* AIM OF THE EXERCISE *
Return the data exactly, with all pictures removed.

* Stored data *

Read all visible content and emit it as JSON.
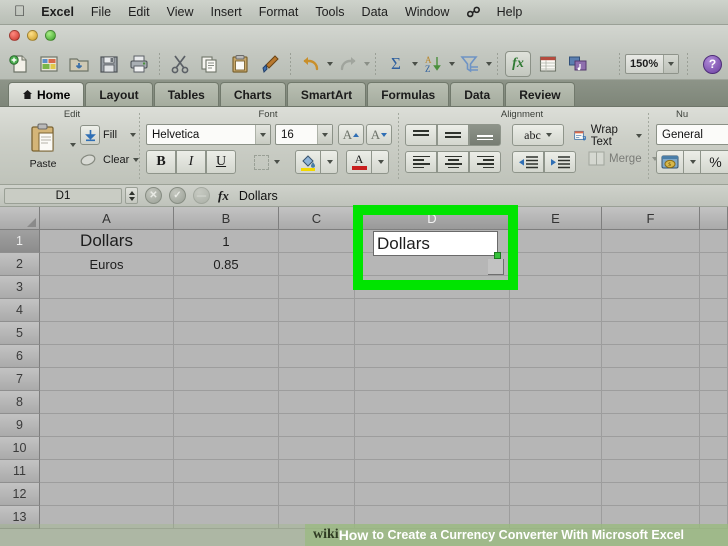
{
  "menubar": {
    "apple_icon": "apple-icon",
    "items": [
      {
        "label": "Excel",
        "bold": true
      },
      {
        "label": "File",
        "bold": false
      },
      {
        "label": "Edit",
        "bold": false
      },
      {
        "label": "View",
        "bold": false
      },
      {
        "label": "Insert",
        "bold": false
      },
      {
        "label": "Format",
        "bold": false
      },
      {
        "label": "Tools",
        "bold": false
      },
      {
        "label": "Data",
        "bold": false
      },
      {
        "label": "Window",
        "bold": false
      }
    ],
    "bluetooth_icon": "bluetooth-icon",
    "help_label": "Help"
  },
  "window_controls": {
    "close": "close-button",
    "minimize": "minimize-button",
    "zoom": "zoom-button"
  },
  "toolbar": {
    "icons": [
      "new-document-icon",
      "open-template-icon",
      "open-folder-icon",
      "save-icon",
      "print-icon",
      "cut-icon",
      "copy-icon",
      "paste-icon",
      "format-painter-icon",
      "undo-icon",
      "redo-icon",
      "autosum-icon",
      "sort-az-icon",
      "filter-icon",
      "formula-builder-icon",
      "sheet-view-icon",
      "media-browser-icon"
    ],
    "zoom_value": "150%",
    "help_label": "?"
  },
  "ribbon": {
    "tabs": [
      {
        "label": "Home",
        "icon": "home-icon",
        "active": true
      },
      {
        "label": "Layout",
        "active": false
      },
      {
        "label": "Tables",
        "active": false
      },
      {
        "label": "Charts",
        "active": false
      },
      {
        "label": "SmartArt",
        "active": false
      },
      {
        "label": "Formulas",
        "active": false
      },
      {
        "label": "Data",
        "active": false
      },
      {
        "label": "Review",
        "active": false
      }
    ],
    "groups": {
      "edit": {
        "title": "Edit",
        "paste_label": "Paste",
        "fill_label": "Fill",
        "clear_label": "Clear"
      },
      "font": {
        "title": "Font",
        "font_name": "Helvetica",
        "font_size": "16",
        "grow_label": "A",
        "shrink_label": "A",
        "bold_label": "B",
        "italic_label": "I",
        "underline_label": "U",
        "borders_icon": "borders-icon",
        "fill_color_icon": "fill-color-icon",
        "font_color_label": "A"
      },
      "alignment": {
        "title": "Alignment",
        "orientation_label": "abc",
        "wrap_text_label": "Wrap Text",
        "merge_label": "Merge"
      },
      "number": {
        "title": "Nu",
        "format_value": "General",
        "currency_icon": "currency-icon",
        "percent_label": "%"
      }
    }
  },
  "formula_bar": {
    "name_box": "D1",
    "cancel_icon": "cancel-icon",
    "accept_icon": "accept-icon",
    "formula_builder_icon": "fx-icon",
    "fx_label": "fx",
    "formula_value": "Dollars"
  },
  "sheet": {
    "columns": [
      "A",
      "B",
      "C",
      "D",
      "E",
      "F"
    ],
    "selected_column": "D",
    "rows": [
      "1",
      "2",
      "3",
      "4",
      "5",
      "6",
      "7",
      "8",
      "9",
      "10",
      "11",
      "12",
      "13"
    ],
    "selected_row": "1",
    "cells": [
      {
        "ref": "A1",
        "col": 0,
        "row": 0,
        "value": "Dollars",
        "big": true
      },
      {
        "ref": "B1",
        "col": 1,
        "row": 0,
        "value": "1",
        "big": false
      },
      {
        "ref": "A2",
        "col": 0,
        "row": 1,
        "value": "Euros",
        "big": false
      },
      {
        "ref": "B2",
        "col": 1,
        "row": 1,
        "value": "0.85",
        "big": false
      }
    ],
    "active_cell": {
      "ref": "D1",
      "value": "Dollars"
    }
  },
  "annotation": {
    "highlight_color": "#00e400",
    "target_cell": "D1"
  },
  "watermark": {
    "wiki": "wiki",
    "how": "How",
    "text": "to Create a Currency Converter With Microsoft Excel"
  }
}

* WRITTEN REPLY *
Read all visible content and emit it as JSON.
{
  "menubar": {
    "apple_icon": "apple-icon",
    "items": [
      {
        "label": "Excel",
        "bold": true
      },
      {
        "label": "File",
        "bold": false
      },
      {
        "label": "Edit",
        "bold": false
      },
      {
        "label": "View",
        "bold": false
      },
      {
        "label": "Insert",
        "bold": false
      },
      {
        "label": "Format",
        "bold": false
      },
      {
        "label": "Tools",
        "bold": false
      },
      {
        "label": "Data",
        "bold": false
      },
      {
        "label": "Window",
        "bold": false
      }
    ],
    "bluetooth_icon": "bluetooth-icon",
    "help_label": "Help"
  },
  "window_controls": {
    "close": "close-button",
    "minimize": "minimize-button",
    "zoom": "zoom-button"
  },
  "toolbar": {
    "icons": [
      "new-document-icon",
      "open-template-icon",
      "open-folder-icon",
      "save-icon",
      "print-icon",
      "cut-icon",
      "copy-icon",
      "paste-icon",
      "format-painter-icon",
      "undo-icon",
      "redo-icon",
      "autosum-icon",
      "sort-az-icon",
      "filter-icon",
      "formula-builder-icon",
      "sheet-view-icon",
      "media-browser-icon"
    ],
    "zoom_value": "150%",
    "help_label": "?"
  },
  "ribbon": {
    "tabs": [
      {
        "label": "Home",
        "icon": "home-icon",
        "active": true
      },
      {
        "label": "Layout",
        "active": false
      },
      {
        "label": "Tables",
        "active": false
      },
      {
        "label": "Charts",
        "active": false
      },
      {
        "label": "SmartArt",
        "active": false
      },
      {
        "label": "Formulas",
        "active": false
      },
      {
        "label": "Data",
        "active": false
      },
      {
        "label": "Review",
        "active": false
      }
    ],
    "groups": {
      "edit": {
        "title": "Edit",
        "paste_label": "Paste",
        "fill_label": "Fill",
        "clear_label": "Clear"
      },
      "font": {
        "title": "Font",
        "font_name": "Helvetica",
        "font_size": "16",
        "grow_label": "A",
        "shrink_label": "A",
        "bold_label": "B",
        "italic_label": "I",
        "underline_label": "U",
        "borders_icon": "borders-icon",
        "fill_color_icon": "fill-color-icon",
        "font_color_label": "A"
      },
      "alignment": {
        "title": "Alignment",
        "orientation_label": "abc",
        "wrap_text_label": "Wrap Text",
        "merge_label": "Merge"
      },
      "number": {
        "title": "Nu",
        "format_value": "General",
        "currency_icon": "currency-icon",
        "percent_label": "%"
      }
    }
  },
  "formula_bar": {
    "name_box": "D1",
    "cancel_icon": "cancel-icon",
    "accept_icon": "accept-icon",
    "formula_builder_icon": "fx-icon",
    "fx_label": "fx",
    "formula_value": "Dollars"
  },
  "sheet": {
    "columns": [
      "A",
      "B",
      "C",
      "D",
      "E",
      "F"
    ],
    "selected_column": "D",
    "rows": [
      "1",
      "2",
      "3",
      "4",
      "5",
      "6",
      "7",
      "8",
      "9",
      "10",
      "11",
      "12",
      "13"
    ],
    "selected_row": "1",
    "cells": [
      {
        "ref": "A1",
        "col": 0,
        "row": 0,
        "value": "Dollars",
        "big": true
      },
      {
        "ref": "B1",
        "col": 1,
        "row": 0,
        "value": "1",
        "big": false
      },
      {
        "ref": "A2",
        "col": 0,
        "row": 1,
        "value": "Euros",
        "big": false
      },
      {
        "ref": "B2",
        "col": 1,
        "row": 1,
        "value": "0.85",
        "big": false
      }
    ],
    "active_cell": {
      "ref": "D1",
      "value": "Dollars"
    }
  },
  "annotation": {
    "highlight_color": "#00e400",
    "target_cell": "D1"
  },
  "watermark": {
    "wiki": "wiki",
    "how": "How",
    "text": "to Create a Currency Converter With Microsoft Excel"
  }
}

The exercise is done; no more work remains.